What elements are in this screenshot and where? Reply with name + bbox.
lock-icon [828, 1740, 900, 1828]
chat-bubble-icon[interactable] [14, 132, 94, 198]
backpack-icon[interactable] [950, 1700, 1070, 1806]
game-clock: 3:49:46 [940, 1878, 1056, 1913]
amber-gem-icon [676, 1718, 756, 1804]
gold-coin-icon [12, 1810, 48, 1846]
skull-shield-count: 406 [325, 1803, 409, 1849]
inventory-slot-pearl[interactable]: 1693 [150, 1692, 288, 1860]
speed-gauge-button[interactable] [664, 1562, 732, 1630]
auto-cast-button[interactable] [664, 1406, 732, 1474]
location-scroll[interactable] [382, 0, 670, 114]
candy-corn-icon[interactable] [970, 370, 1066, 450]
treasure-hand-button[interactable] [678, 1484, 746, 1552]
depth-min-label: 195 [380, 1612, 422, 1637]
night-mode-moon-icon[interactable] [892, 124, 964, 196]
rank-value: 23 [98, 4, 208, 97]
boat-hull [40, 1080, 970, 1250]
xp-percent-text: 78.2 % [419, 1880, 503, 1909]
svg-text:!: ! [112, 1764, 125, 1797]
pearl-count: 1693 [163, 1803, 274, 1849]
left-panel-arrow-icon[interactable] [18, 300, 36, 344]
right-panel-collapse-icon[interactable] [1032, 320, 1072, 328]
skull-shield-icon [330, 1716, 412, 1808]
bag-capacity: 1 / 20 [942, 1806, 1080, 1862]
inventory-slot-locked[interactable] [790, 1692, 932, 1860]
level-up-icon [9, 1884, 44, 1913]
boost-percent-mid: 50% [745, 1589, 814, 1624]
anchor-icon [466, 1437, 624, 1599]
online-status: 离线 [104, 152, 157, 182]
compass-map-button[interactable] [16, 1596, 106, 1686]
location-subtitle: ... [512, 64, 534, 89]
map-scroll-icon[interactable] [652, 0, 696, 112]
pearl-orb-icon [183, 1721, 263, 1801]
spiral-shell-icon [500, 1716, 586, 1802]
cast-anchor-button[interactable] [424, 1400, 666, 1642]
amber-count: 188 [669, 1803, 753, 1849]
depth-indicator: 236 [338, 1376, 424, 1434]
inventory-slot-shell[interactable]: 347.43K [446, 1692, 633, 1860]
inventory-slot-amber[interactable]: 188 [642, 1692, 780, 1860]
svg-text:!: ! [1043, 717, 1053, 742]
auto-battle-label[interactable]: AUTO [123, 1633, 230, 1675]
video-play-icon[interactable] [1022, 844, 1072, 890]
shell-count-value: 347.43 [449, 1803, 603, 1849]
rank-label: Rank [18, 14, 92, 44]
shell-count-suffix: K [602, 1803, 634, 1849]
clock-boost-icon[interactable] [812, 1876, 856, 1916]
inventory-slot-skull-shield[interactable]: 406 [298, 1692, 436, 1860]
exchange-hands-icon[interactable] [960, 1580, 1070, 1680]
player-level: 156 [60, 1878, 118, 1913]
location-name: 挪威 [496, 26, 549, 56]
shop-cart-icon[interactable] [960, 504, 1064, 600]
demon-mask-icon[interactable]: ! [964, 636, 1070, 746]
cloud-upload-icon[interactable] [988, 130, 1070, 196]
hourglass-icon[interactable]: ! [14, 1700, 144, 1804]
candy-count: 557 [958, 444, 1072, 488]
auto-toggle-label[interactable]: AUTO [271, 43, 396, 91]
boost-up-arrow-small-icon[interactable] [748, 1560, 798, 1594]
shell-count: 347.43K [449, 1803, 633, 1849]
- - - -
__Written exercise__
Reproduce every item above verbatim, line by line.

__Written solution__
What elements are in this screenshot and where? Reply with name + bbox.
lock-icon [828, 1740, 900, 1828]
chat-bubble-icon[interactable] [14, 132, 94, 198]
backpack-icon[interactable] [950, 1700, 1070, 1806]
game-clock: 3:49:46 [940, 1878, 1056, 1913]
amber-gem-icon [676, 1718, 756, 1804]
gold-coin-icon [12, 1810, 48, 1846]
skull-shield-count: 406 [325, 1803, 409, 1849]
inventory-slot-pearl[interactable]: 1693 [150, 1692, 288, 1860]
speed-gauge-button[interactable] [664, 1562, 732, 1630]
auto-cast-button[interactable] [664, 1406, 732, 1474]
location-scroll[interactable] [382, 0, 670, 114]
candy-corn-icon[interactable] [970, 370, 1066, 450]
treasure-hand-button[interactable] [678, 1484, 746, 1552]
depth-min-label: 195 [380, 1612, 422, 1637]
night-mode-moon-icon[interactable] [892, 124, 964, 196]
rank-value: 23 [98, 4, 208, 97]
boat-hull [40, 1080, 970, 1250]
xp-percent-text: 78.2 % [419, 1880, 503, 1909]
svg-text:!: ! [112, 1764, 125, 1797]
pearl-count: 1693 [163, 1803, 274, 1849]
left-panel-arrow-icon[interactable] [18, 300, 36, 344]
right-panel-collapse-icon[interactable] [1032, 320, 1072, 328]
skull-shield-icon [330, 1716, 412, 1808]
bag-capacity: 1 / 20 [942, 1806, 1080, 1862]
inventory-slot-locked[interactable] [790, 1692, 932, 1860]
level-up-icon [9, 1884, 44, 1913]
boost-percent-mid: 50% [745, 1589, 814, 1624]
anchor-icon [466, 1437, 624, 1599]
online-status: 离线 [104, 152, 157, 182]
compass-map-button[interactable] [16, 1596, 106, 1686]
location-subtitle: ... [512, 64, 534, 89]
map-scroll-icon[interactable] [652, 0, 696, 112]
pearl-orb-icon [183, 1721, 263, 1801]
spiral-shell-icon [500, 1716, 586, 1802]
cast-anchor-button[interactable] [424, 1400, 666, 1642]
amber-count: 188 [669, 1803, 753, 1849]
depth-indicator: 236 [338, 1376, 424, 1434]
inventory-slot-shell[interactable]: 347.43K [446, 1692, 633, 1860]
inventory-slot-amber[interactable]: 188 [642, 1692, 780, 1860]
svg-text:!: ! [1043, 717, 1053, 742]
auto-battle-label[interactable]: AUTO [123, 1633, 230, 1675]
video-play-icon[interactable] [1022, 844, 1072, 890]
shell-count-value: 347.43 [449, 1803, 603, 1849]
rank-label: Rank [18, 14, 92, 44]
shell-count-suffix: K [602, 1803, 634, 1849]
clock-boost-icon[interactable] [812, 1876, 856, 1916]
inventory-slot-skull-shield[interactable]: 406 [298, 1692, 436, 1860]
exchange-hands-icon[interactable] [960, 1580, 1070, 1680]
player-level: 156 [60, 1878, 118, 1913]
location-name: 挪威 [496, 26, 549, 56]
shop-cart-icon[interactable] [960, 504, 1064, 600]
demon-mask-icon[interactable]: ! [964, 636, 1070, 746]
cloud-upload-icon[interactable] [988, 130, 1070, 196]
hourglass-icon[interactable]: ! [14, 1700, 144, 1804]
candy-count: 557 [958, 444, 1072, 488]
auto-toggle-label[interactable]: AUTO [271, 43, 396, 91]
boost-up-arrow-small-icon[interactable] [748, 1560, 798, 1594]
shell-count: 347.43K [449, 1803, 633, 1849]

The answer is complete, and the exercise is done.